### PROBLEM TO SOLVE
Answer these questions using the guide on setting up a derived data registry below:
1. What three components make up a derived data registry?
2. Which standard is Psych-DS modeled after?
3. What file type does the Psych-DS specification use to log information about each derived variable?

### DOCUMENT SEGMENT
[start]
Setting up a derived data registry

Prerequisites

This setup assumes that researchers are working from a shared primary dataset, have some way to store those data, and work on analyses in project folders.

Derived data registries exist outside of project folders and do not require you to structure your project folders in any particular way.

Even so, two recommendations related to setting up project folders to facilitate comprehension and collaboration are:

  1. Place project folders in spaces that are shared with team members when possible (e.g., Dropbox, Sharepoint, Box, or your institution’s preferred platform). That way, people can understand the context that variables were created in, and can collectively monitor to see if the derived data registry becomes outdated.
  2. Considering adopting a data specification format that is internally consistent across the lab. One option is Psych-DS, an emerging standard (under development) modeled after the Brain Imaging Data Structure (BIDS). Following this data specificaiton standard may foster a more robust science by making it easier for researchers to easily understand one another’s project files, including code and analysis.

Set up

A derived data registry has three components: a log, code, and data. This can be a folder with three sub-folders. There can be benefits to tracking this folder using git and GitHub, which supports version control. For an example of a derived data registry, see (LINK).

Log

Here, information about each derived variable (meta-data) is logged. The Psych-DS specification logs this information using a .json file, but a .csv file, or other tracking systems (e.g., Google spreadsheets) can also work.
[end]
### DATASET RECORDS
[start]
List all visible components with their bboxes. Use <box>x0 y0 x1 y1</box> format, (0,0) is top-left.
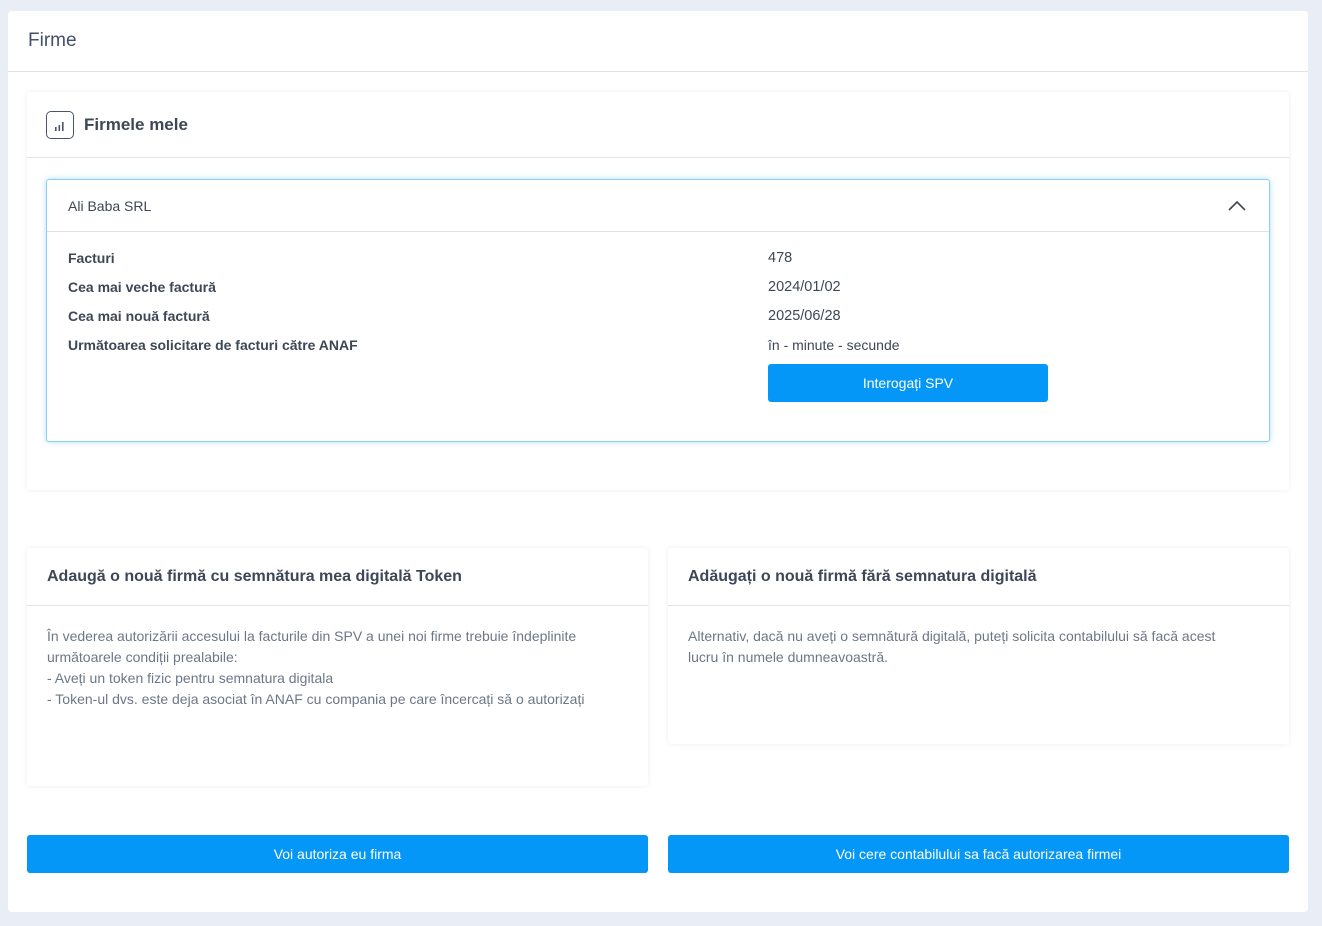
add-firm-token-title: Adaugă o nouă firmă cu semnătura mea dig… <box>47 567 462 585</box>
detail-label: Cea mai veche factură <box>68 279 216 295</box>
my-firms-header: Firmele mele <box>27 92 1289 158</box>
detail-value: 2024/01/02 <box>768 279 841 295</box>
detail-row-newest-invoice: Cea mai nouă factură 2025/06/28 <box>68 308 1248 328</box>
add-firm-no-signature-header: Adăugați o nouă firmă fără semnatura dig… <box>668 548 1289 606</box>
add-firm-no-signature-card: Adăugați o nouă firmă fără semnatura dig… <box>668 548 1289 744</box>
description-line: lucru în numele dumneavoastră. <box>688 649 888 665</box>
detail-label: Facturi <box>68 250 115 266</box>
detail-row-oldest-invoice: Cea mai veche factură 2024/01/02 <box>68 279 1248 299</box>
add-firm-token-card: Adaugă o nouă firmă cu semnătura mea dig… <box>27 548 648 786</box>
chevron-up-icon[interactable] <box>1225 194 1249 218</box>
company-panel-header[interactable]: Ali Baba SRL <box>47 180 1269 232</box>
my-firms-title: Firmele mele <box>84 114 188 134</box>
description-line: următoarele condiții prealabile: <box>47 649 238 665</box>
add-firm-no-signature-description: Alternativ, dacă nu aveți o semnătură di… <box>668 606 1289 668</box>
description-line: - Aveți un token fizic pentru semnatura … <box>47 670 334 686</box>
detail-label: Următoarea solicitare de facturi către A… <box>68 337 358 353</box>
company-panel: Ali Baba SRL Facturi 478 Cea mai veche f… <box>46 179 1270 442</box>
add-firm-token-header: Adaugă o nouă firmă cu semnătura mea dig… <box>27 548 648 606</box>
authorize-self-button[interactable]: Voi autoriza eu firma <box>27 835 648 873</box>
add-firm-no-signature-title: Adăugați o nouă firmă fără semnatura dig… <box>688 567 1037 585</box>
detail-label: Cea mai nouă factură <box>68 308 210 324</box>
detail-value: 2025/06/28 <box>768 308 841 324</box>
detail-value: 478 <box>768 250 793 266</box>
description-line: Alternativ, dacă nu aveți o semnătură di… <box>688 628 1216 644</box>
detail-value: în - minute - secunde <box>768 337 900 353</box>
add-firm-token-description: În vederea autorizării accesului la fact… <box>27 606 648 710</box>
description-line: - Token-ul dvs. este deja asociat în ANA… <box>47 691 585 707</box>
bar-chart-icon <box>46 110 74 139</box>
my-firms-card: Firmele mele Ali Baba SRL Facturi 478 Ce… <box>27 92 1289 490</box>
page-title: Firme <box>28 30 77 51</box>
detail-row-next-request: Următoarea solicitare de facturi către A… <box>68 337 1248 357</box>
query-spv-button[interactable]: Interogați SPV <box>768 364 1048 402</box>
detail-row-invoices: Facturi 478 <box>68 250 1248 270</box>
firms-page-card: Firme Firmele mele Ali Baba SRL Facturi … <box>8 11 1308 912</box>
description-line: În vederea autorizării accesului la fact… <box>47 628 577 644</box>
page-header: Firme <box>8 11 1308 72</box>
company-name: Ali Baba SRL <box>68 197 152 214</box>
ask-accountant-button[interactable]: Voi cere contabilului sa facă autorizare… <box>668 835 1289 873</box>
[end]
### SOLVED EXERCISE
1. A log, code, and data.
2. The Brain Imaging Data Structure (BIDS).
3. A .json file.